Task instructions:
Gather every line from the entries below that includes "grid".

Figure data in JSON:

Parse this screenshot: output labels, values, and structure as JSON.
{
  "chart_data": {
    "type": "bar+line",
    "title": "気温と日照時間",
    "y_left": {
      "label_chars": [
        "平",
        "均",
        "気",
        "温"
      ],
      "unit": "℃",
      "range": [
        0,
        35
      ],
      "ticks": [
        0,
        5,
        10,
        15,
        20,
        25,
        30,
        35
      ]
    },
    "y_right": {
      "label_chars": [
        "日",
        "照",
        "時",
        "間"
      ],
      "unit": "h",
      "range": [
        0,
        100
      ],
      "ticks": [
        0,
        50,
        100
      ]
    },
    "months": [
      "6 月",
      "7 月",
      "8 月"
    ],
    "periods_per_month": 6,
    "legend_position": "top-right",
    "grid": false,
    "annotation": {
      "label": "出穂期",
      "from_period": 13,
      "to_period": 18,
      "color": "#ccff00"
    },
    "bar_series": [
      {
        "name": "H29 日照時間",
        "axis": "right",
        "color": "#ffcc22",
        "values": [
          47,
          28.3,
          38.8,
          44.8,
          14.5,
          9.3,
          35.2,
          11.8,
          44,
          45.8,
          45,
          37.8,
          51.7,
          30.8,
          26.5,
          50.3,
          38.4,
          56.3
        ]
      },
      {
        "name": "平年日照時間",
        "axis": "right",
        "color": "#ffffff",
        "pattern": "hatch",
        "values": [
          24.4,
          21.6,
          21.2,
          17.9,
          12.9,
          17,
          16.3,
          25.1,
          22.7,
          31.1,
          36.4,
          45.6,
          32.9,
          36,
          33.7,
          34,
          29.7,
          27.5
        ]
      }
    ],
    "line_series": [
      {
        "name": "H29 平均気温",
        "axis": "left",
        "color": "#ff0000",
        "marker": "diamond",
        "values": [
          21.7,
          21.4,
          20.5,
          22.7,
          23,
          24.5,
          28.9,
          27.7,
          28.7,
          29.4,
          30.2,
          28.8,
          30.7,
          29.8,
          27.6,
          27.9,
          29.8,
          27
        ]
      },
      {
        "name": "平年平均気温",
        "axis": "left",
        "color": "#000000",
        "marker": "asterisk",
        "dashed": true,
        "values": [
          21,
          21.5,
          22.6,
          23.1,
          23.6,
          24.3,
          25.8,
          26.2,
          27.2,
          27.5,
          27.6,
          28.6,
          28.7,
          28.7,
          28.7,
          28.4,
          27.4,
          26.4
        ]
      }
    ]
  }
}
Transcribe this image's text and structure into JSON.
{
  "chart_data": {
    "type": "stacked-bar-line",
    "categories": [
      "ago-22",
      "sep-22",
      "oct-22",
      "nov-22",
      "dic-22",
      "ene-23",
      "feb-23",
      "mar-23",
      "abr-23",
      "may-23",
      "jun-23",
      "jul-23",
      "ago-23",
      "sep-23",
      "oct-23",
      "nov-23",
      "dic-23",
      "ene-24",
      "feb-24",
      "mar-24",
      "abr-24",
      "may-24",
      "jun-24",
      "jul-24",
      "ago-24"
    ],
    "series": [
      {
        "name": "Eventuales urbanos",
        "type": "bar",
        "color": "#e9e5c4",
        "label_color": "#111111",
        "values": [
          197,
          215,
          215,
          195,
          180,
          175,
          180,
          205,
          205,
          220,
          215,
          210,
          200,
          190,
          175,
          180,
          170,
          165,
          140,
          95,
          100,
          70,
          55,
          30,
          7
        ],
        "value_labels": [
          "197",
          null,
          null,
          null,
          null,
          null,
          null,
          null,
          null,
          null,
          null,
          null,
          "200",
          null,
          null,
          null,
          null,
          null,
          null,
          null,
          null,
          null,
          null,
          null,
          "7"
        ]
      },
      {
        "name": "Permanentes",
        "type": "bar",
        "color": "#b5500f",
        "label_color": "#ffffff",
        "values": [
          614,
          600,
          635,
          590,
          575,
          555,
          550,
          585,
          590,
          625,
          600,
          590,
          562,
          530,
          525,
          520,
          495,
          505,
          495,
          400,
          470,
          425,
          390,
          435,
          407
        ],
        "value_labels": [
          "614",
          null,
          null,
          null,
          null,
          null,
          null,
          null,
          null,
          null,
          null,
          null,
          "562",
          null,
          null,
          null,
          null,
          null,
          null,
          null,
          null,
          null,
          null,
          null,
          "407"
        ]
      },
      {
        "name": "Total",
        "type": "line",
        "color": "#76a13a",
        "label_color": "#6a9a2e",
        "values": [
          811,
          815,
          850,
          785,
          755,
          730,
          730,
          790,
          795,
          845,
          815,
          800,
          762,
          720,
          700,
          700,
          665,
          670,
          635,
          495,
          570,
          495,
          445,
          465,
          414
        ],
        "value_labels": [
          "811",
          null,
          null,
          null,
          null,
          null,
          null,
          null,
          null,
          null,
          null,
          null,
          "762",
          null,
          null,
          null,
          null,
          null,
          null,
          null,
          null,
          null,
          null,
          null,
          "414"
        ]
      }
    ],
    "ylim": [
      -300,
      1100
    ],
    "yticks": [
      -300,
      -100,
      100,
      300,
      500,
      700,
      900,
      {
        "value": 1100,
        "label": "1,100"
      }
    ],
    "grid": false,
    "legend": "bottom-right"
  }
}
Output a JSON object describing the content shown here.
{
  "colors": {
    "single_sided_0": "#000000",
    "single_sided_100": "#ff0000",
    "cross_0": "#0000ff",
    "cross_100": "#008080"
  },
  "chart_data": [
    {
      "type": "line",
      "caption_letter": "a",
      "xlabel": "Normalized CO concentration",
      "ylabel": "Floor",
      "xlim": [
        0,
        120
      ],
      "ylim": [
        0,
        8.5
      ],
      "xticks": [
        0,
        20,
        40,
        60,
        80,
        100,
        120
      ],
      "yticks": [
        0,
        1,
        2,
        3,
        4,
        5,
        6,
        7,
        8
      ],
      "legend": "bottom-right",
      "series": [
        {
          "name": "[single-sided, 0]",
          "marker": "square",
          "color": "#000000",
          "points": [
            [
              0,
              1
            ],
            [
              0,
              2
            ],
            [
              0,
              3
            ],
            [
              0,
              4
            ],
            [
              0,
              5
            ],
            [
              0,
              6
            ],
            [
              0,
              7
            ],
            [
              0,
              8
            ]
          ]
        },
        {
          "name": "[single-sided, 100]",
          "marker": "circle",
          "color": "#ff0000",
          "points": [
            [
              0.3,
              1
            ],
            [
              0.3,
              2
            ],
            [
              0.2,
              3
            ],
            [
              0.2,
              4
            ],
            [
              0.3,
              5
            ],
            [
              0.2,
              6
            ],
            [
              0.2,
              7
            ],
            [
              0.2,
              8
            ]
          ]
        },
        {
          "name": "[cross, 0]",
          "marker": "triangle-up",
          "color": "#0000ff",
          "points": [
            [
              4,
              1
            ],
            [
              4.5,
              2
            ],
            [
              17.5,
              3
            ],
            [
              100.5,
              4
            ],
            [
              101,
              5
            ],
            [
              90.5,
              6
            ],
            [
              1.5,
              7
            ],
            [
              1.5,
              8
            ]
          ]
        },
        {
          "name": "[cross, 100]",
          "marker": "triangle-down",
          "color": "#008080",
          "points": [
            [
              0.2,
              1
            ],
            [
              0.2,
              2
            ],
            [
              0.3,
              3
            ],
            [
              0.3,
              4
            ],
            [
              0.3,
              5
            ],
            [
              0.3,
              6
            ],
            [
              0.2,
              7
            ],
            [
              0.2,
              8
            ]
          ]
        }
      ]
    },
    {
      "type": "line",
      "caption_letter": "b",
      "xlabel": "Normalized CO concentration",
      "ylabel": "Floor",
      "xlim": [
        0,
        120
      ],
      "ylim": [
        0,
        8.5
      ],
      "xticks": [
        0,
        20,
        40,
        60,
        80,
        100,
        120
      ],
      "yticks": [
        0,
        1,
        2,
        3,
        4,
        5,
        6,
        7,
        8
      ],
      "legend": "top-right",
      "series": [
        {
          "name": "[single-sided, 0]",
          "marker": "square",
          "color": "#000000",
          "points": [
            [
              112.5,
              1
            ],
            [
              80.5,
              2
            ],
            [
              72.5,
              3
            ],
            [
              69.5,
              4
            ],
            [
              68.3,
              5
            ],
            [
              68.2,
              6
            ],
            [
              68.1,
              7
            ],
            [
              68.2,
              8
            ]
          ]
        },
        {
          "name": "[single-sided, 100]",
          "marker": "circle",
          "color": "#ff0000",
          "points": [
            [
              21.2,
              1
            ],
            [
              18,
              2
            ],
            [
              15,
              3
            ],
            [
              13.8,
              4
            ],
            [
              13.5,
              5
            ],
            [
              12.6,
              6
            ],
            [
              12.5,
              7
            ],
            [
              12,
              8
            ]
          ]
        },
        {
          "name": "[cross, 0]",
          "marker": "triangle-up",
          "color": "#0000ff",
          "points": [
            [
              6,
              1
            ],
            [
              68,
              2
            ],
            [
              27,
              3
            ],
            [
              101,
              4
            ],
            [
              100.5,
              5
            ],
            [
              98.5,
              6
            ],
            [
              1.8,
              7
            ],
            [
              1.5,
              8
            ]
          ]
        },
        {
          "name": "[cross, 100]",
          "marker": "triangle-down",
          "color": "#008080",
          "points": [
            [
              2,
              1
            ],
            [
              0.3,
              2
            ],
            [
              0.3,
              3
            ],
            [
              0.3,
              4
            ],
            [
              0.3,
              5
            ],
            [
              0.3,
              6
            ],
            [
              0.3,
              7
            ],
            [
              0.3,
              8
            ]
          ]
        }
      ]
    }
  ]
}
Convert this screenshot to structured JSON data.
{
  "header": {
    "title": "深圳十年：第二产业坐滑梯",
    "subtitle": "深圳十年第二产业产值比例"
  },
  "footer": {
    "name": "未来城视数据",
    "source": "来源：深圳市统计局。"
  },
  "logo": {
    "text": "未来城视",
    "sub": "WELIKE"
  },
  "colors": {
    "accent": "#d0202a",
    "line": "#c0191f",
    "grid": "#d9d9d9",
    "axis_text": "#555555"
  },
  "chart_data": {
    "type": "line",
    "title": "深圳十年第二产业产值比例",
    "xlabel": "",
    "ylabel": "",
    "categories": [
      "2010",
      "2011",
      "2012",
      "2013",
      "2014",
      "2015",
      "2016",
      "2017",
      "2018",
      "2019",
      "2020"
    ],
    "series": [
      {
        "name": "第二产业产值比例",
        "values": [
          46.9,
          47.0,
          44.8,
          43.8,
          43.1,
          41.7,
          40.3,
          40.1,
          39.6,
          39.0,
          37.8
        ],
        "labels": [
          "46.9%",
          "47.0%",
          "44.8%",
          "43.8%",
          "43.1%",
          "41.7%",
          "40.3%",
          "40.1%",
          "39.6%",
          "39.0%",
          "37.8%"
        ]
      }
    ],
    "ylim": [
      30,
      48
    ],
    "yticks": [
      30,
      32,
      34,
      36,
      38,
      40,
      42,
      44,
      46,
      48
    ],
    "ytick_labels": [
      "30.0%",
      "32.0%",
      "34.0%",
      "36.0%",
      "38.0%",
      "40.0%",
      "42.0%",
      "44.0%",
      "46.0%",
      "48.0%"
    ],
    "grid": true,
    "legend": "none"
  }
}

Reply:
    "grid": false,
    "grid": false,
    "grid": "#d9d9d9",
    "grid": true,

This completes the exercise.